_Given request_. Wherever the word "деятельности" shows up in a line, please copy that line.

______________________________

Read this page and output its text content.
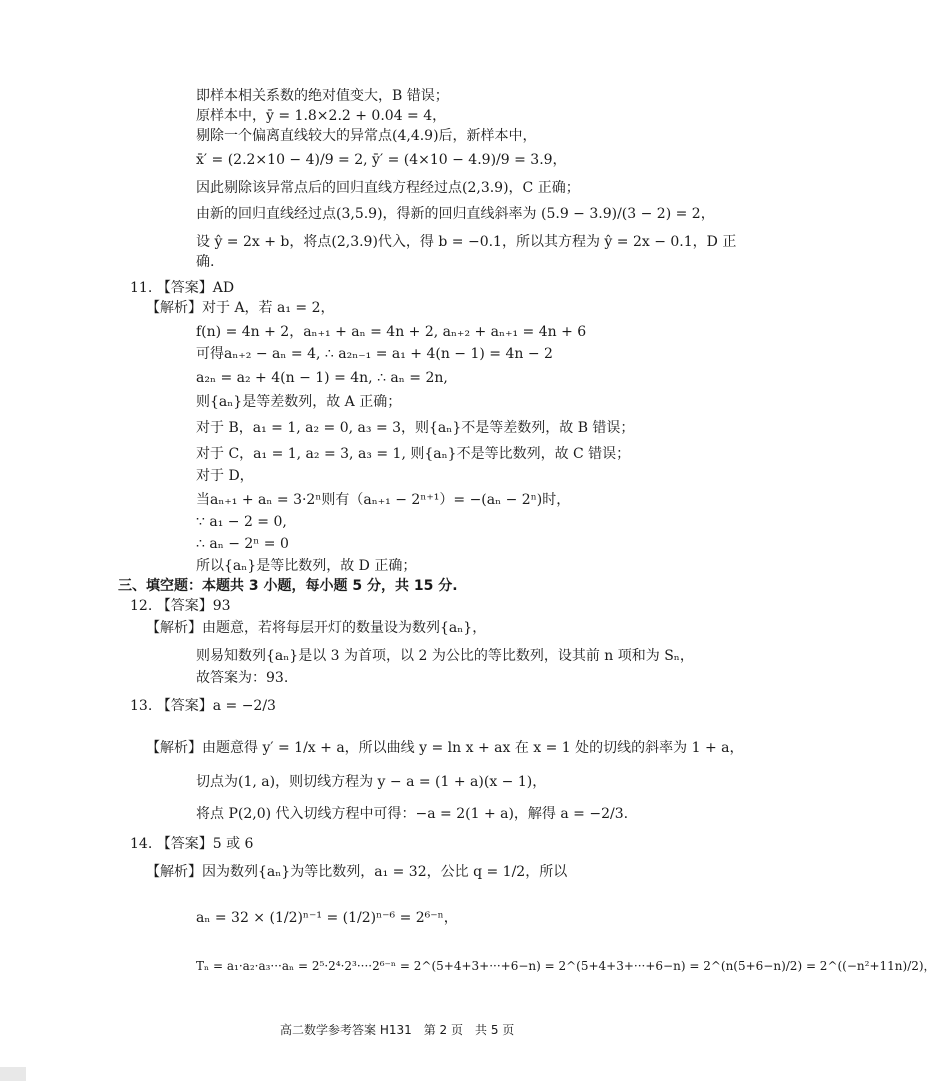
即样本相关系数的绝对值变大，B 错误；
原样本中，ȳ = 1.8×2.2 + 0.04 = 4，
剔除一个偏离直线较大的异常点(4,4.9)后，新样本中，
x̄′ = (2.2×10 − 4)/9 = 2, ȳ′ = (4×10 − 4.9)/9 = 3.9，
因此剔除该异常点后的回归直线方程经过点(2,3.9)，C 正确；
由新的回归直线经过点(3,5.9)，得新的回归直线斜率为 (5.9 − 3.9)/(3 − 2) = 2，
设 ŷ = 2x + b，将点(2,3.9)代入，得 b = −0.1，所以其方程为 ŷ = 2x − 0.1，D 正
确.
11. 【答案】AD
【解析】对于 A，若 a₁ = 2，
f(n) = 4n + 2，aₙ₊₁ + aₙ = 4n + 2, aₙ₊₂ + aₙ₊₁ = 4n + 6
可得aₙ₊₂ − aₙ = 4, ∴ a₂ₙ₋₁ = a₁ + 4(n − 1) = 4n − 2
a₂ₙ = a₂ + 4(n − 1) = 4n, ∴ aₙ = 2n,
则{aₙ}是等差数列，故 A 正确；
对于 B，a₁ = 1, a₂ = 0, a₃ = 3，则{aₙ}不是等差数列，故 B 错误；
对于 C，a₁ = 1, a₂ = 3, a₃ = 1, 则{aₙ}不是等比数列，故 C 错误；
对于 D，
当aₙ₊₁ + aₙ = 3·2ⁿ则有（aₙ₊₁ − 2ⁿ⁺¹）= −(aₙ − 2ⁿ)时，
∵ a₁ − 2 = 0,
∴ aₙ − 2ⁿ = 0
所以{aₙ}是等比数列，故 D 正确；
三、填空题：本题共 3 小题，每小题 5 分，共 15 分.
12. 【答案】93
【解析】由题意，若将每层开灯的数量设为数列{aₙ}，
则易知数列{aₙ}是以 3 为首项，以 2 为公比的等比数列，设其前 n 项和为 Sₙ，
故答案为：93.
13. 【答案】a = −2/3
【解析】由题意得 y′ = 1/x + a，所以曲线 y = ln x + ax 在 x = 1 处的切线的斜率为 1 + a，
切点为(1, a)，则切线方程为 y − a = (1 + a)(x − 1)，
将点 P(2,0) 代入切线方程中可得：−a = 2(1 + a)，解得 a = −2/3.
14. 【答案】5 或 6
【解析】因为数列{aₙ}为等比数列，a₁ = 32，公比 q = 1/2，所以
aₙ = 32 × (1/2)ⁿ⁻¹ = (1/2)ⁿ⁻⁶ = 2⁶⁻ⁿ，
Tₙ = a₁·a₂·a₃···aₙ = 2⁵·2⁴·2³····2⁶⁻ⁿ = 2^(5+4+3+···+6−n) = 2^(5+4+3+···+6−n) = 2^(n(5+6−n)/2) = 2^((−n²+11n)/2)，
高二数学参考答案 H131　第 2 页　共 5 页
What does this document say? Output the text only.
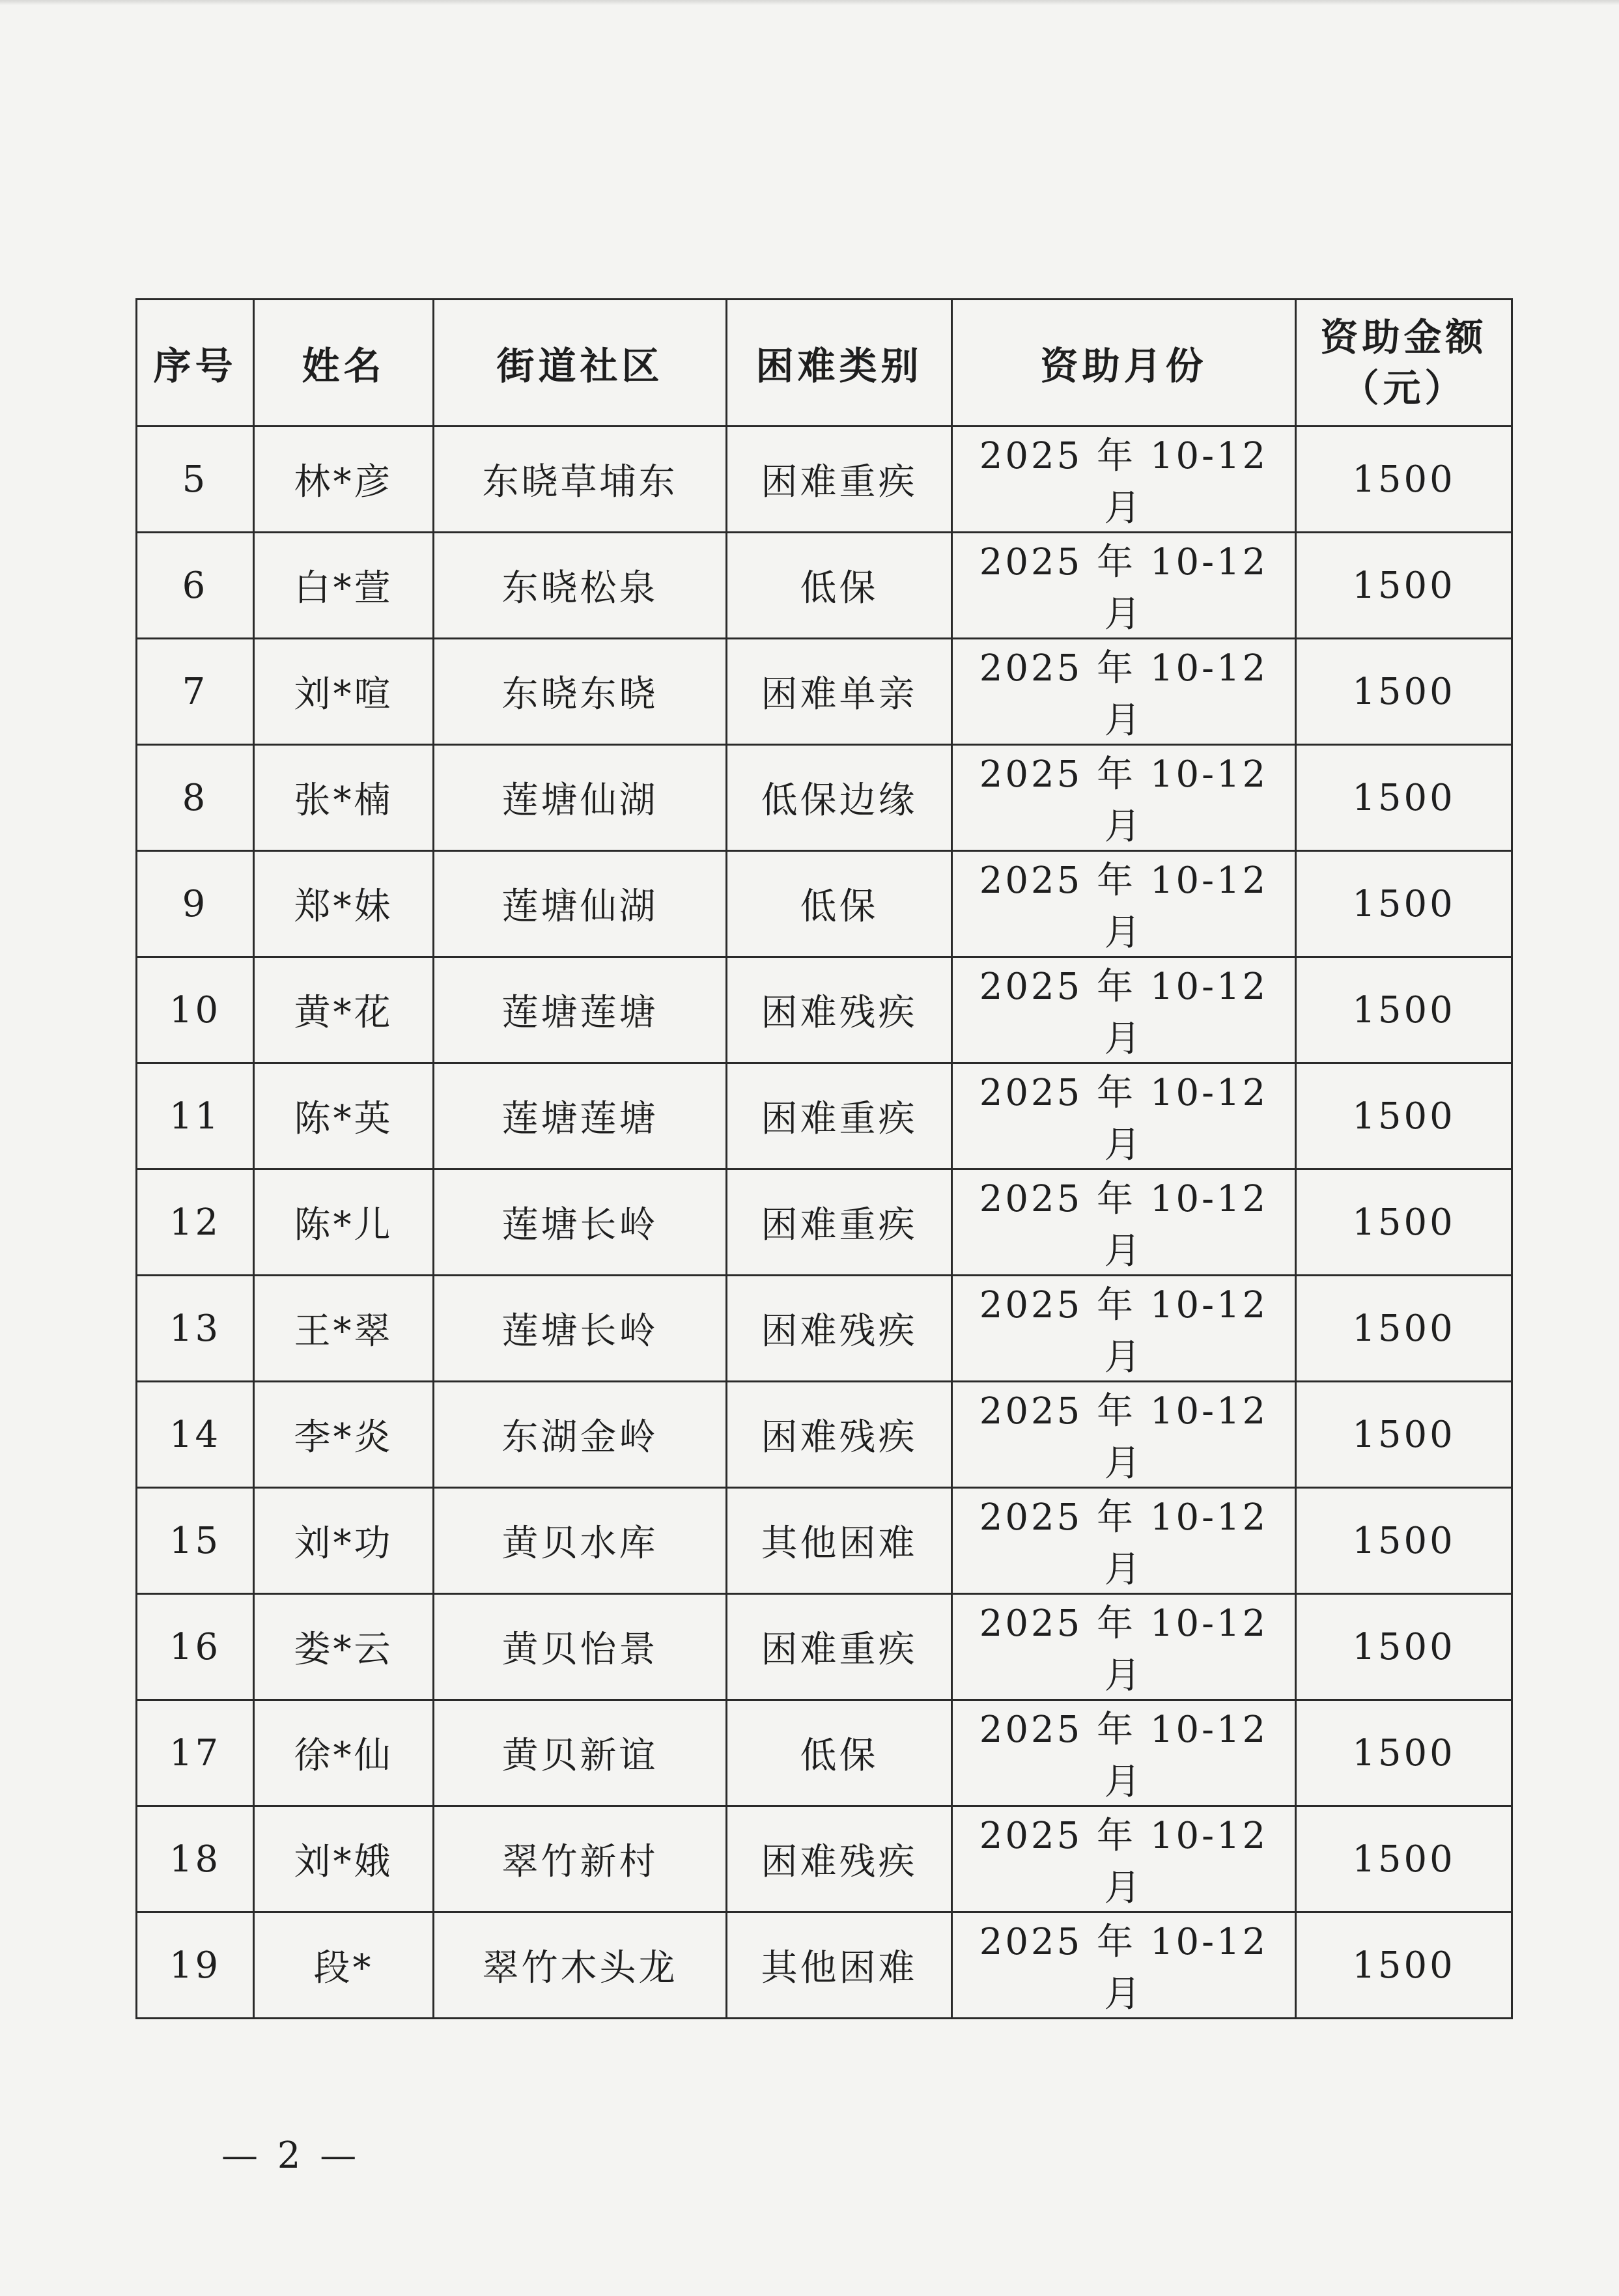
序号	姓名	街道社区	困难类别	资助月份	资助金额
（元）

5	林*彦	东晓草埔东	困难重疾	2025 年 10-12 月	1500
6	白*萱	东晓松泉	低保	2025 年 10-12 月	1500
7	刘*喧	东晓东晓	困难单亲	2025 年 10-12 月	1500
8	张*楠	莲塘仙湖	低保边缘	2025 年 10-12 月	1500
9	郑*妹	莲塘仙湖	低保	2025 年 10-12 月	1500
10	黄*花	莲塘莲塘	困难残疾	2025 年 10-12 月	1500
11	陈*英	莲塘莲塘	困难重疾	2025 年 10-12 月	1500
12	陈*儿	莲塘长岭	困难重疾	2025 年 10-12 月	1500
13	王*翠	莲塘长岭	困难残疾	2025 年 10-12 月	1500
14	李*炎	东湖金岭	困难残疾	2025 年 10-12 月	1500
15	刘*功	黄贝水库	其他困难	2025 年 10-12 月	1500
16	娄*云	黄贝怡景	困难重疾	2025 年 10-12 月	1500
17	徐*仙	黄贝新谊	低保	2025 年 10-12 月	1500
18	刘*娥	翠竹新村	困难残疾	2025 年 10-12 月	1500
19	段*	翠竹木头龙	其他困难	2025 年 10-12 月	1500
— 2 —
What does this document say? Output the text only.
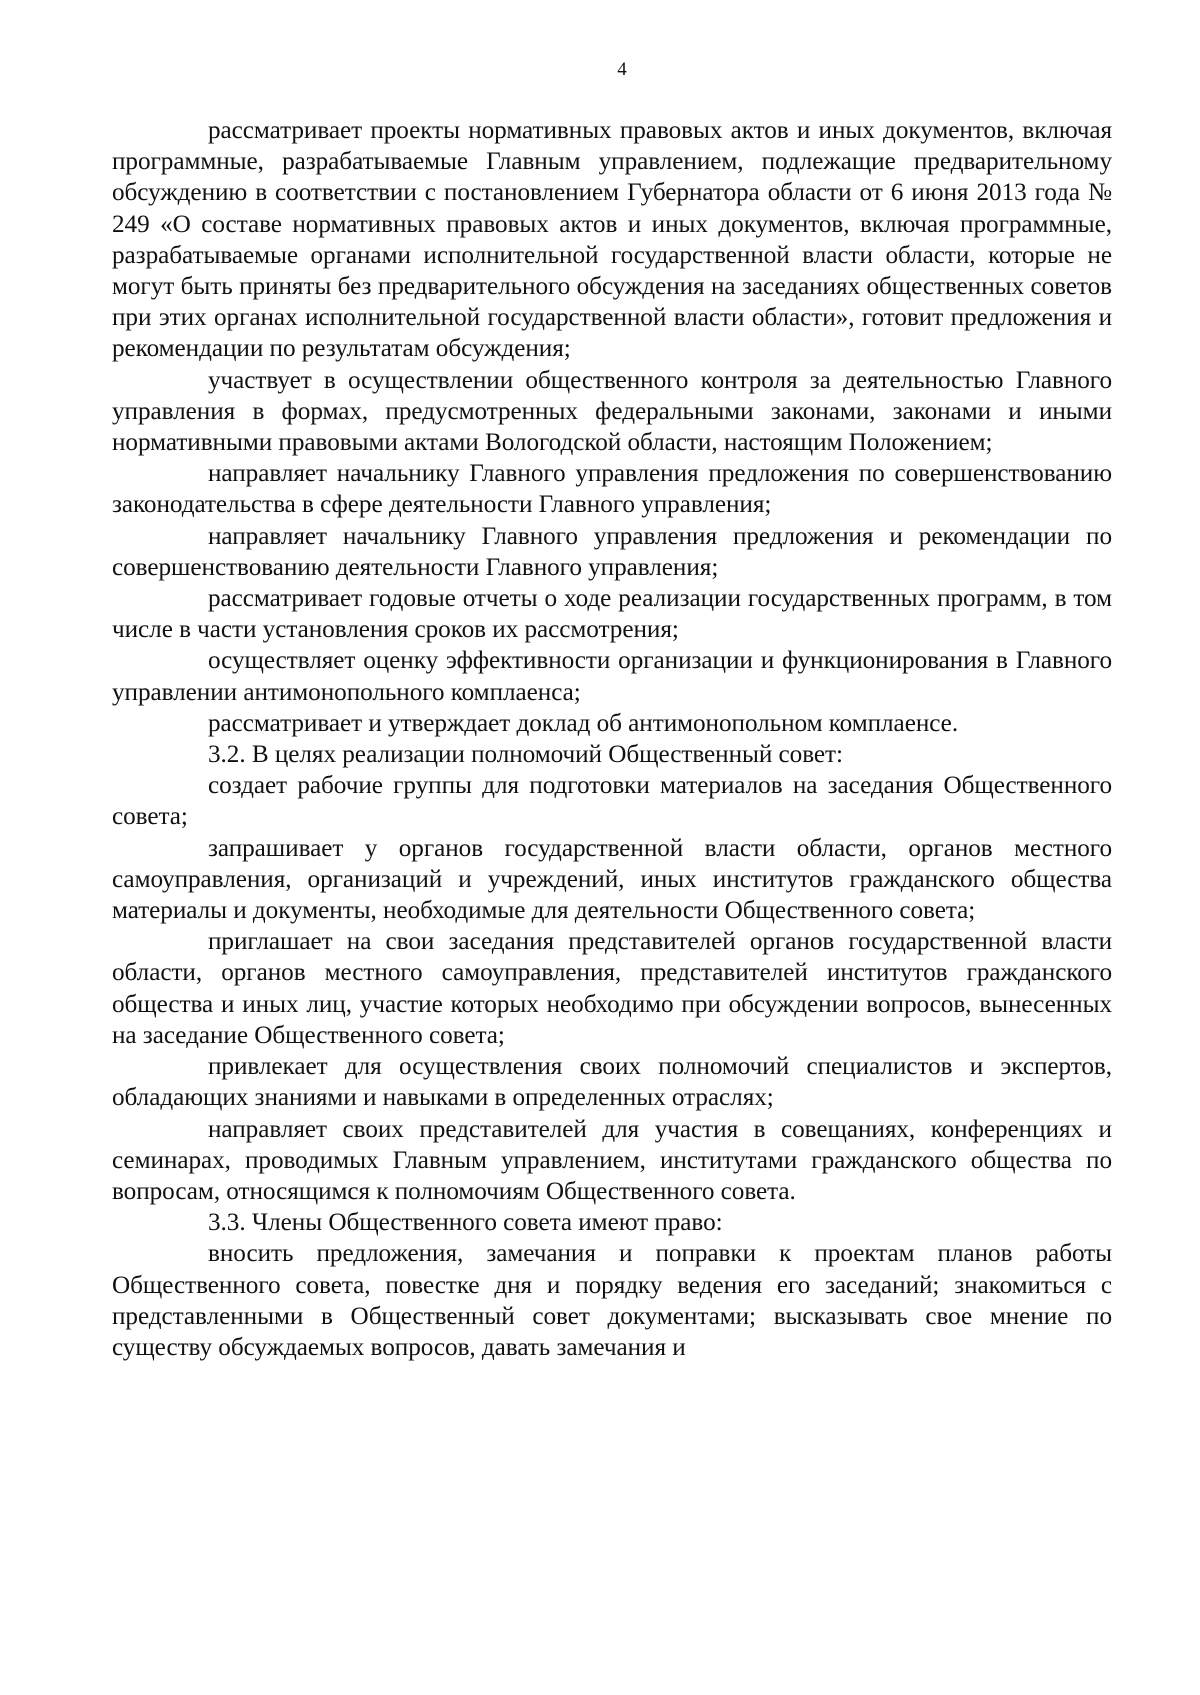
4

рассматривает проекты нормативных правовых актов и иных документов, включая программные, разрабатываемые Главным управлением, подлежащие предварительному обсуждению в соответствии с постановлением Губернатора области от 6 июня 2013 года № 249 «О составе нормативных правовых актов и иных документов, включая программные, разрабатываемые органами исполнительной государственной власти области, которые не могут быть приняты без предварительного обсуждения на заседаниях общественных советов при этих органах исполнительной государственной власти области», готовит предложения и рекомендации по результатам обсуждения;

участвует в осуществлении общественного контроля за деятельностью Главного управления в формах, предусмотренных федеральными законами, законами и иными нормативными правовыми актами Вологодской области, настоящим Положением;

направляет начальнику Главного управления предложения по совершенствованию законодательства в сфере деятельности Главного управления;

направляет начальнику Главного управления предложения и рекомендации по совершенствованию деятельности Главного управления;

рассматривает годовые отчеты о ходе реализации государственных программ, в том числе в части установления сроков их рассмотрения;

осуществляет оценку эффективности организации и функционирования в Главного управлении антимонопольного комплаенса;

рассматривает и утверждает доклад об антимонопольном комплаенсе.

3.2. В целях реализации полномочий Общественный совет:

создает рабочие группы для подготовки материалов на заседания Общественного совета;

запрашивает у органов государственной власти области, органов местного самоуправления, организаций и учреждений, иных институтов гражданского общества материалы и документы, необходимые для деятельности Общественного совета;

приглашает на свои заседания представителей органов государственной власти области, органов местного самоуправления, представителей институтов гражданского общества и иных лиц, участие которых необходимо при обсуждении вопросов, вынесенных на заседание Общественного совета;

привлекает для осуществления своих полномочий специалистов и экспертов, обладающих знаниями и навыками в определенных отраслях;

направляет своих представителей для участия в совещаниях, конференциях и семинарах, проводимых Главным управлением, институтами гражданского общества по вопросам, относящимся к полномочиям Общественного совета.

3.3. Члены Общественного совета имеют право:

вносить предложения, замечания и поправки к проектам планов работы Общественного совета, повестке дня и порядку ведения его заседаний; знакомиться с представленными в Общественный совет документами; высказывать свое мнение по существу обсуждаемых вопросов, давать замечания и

______________________________

_Result of this task_.
направляет начальнику Главного управления предложения по совершенствованию законодательства в сфере деятельности Главного управления;
направляет начальнику Главного управления предложения и рекомендации по совершенствованию деятельности Главного управления;
запрашивает у органов государственной власти области, органов местного самоуправления, организаций и учреждений, иных институтов гражданского общества материалы и документы, необходимые для деятельности Общественного совета;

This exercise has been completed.